## Problem requirements
Extract each line holding the word "hint" from the entries.
>> BEGIN Data shown
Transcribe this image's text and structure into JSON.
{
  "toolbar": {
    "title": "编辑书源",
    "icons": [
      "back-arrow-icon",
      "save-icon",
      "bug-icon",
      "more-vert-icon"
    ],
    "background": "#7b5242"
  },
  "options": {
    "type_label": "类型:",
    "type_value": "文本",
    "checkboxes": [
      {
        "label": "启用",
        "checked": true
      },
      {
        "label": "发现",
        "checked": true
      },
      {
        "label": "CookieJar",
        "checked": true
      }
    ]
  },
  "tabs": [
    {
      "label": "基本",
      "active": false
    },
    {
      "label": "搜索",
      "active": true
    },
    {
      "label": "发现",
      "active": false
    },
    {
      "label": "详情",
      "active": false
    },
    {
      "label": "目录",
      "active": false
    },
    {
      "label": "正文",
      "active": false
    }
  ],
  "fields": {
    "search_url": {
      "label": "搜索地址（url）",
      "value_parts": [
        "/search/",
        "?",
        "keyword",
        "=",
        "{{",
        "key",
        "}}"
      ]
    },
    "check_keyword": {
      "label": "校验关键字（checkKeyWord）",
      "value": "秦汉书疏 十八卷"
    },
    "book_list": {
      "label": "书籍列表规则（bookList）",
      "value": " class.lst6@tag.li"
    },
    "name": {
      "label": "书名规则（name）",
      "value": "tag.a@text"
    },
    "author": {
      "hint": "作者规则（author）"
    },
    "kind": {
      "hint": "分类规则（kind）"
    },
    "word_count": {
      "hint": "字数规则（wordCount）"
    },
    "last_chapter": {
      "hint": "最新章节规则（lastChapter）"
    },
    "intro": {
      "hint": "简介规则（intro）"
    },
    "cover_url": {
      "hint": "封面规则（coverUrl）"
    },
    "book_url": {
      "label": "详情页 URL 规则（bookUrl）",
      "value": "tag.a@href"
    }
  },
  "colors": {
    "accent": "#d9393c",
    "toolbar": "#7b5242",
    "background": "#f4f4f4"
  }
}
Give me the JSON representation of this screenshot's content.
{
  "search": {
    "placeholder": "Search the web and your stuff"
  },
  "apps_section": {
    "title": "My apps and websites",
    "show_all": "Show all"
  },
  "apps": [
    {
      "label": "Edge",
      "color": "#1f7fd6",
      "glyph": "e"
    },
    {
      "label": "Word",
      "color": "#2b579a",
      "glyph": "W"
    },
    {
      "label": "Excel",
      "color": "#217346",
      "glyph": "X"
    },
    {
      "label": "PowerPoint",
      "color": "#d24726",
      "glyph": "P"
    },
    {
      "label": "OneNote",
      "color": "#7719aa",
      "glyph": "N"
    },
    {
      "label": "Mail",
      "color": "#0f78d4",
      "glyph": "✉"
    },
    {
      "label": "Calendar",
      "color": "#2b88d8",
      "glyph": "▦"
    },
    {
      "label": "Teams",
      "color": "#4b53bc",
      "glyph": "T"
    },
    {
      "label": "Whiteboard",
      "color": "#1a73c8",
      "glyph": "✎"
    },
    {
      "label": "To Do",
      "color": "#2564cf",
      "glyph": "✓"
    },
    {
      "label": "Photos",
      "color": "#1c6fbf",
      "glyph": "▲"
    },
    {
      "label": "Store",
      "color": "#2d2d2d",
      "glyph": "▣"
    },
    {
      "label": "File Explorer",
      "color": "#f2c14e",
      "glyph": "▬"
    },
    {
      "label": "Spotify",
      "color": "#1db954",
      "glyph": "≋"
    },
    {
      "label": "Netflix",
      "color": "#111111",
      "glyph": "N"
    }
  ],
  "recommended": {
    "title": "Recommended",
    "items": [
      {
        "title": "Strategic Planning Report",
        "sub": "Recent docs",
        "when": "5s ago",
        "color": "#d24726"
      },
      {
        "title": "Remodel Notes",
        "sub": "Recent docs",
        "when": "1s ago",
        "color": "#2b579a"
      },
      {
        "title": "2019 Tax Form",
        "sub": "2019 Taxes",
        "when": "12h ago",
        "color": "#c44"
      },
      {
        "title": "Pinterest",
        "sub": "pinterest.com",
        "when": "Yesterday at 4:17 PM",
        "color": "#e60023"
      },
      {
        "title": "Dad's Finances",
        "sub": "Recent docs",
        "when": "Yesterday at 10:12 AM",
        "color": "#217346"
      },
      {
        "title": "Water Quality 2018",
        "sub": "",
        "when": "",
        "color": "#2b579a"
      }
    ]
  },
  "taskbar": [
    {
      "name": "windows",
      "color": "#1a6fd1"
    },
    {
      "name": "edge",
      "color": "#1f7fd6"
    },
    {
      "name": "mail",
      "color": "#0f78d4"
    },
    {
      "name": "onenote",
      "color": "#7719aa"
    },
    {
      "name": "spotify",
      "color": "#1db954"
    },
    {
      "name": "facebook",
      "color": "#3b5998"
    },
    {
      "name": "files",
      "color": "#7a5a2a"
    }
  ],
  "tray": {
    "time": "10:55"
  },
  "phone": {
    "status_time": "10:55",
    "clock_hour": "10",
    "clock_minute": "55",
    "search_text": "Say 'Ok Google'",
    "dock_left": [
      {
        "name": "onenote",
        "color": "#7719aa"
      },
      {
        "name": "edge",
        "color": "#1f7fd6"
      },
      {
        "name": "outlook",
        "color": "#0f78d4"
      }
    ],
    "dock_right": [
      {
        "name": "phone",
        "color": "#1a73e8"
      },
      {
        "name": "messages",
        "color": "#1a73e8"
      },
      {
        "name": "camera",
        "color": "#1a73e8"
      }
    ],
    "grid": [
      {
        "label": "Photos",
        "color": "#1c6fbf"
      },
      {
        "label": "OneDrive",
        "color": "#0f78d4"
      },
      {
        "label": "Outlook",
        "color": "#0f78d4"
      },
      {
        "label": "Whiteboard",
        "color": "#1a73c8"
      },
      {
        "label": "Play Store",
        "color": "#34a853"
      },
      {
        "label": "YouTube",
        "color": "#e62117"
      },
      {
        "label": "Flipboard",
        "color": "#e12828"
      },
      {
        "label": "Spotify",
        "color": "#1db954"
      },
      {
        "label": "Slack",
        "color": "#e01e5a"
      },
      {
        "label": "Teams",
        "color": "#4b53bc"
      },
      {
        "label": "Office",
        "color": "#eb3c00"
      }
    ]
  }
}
>> END Data shown
## Written solution
      "hint": "作者规则（author）"
      "hint": "分类规则（kind）"
      "hint": "字数规则（wordCount）"
      "hint": "最新章节规则（lastChapter）"
      "hint": "简介规则（intro）"
      "hint": "封面规则（coverUrl）"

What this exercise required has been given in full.